> _Written exercise_: Where the string "заключение" occurs in the material below, report the whole line.

>> Start

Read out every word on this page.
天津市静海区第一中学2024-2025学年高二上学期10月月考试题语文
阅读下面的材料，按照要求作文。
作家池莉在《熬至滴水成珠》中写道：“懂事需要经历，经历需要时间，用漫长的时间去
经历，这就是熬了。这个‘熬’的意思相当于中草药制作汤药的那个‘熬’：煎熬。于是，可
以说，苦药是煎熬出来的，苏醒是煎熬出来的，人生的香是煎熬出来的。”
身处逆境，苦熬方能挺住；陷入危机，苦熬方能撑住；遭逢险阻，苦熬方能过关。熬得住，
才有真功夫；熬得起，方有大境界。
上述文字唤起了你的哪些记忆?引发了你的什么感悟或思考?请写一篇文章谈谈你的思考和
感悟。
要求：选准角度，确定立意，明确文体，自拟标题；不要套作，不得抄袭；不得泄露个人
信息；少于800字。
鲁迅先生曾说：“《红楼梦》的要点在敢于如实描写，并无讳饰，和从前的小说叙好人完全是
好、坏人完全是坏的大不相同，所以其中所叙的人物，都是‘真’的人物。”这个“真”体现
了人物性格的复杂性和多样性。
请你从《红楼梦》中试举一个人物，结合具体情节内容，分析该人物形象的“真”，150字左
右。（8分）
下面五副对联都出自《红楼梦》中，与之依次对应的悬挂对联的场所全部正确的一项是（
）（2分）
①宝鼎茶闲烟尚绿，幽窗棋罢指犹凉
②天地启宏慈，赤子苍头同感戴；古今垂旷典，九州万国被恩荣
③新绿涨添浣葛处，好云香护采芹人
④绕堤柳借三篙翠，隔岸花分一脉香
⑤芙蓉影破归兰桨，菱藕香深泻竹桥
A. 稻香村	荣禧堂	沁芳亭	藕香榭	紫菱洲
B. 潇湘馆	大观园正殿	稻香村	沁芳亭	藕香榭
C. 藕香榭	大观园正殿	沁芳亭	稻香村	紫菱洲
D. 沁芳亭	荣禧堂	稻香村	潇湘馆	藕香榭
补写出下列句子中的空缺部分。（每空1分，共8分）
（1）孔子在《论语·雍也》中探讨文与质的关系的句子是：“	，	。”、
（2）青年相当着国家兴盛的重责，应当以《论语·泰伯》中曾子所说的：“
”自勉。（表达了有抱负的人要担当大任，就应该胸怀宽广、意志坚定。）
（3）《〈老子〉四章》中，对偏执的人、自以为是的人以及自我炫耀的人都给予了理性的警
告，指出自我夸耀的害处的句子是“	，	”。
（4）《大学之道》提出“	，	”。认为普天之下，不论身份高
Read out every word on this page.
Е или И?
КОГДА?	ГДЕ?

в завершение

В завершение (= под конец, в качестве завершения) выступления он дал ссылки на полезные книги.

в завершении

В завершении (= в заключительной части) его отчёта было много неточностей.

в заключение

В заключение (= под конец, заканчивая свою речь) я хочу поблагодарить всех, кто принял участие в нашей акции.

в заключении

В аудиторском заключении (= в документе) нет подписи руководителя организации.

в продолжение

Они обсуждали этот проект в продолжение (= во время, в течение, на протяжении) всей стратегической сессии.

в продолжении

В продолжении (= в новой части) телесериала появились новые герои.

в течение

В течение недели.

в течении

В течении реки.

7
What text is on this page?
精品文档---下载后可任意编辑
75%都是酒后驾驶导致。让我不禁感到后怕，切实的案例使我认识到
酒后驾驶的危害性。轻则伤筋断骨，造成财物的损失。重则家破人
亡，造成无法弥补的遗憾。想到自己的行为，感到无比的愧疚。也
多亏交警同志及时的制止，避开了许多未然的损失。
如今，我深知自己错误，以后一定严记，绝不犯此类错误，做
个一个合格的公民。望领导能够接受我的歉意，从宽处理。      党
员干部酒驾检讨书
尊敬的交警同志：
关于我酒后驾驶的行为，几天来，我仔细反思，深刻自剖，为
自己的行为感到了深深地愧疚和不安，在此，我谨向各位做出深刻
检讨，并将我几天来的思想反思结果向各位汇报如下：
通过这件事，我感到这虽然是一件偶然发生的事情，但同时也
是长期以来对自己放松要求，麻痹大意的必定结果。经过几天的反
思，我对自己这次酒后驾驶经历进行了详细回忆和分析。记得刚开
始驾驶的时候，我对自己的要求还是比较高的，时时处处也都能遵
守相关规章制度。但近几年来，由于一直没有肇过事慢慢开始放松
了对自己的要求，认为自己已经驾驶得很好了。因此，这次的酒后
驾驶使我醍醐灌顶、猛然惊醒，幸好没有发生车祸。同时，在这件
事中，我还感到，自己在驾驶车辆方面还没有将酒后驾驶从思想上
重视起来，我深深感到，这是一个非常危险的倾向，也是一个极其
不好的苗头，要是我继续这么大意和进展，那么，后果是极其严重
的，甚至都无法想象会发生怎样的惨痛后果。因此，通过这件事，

>> End

> _Answer to this task_:
в заключение
В заключение (= под конец, заканчивая свою речь) я хочу поблагодарить всех, кто принял участие в нашей акции.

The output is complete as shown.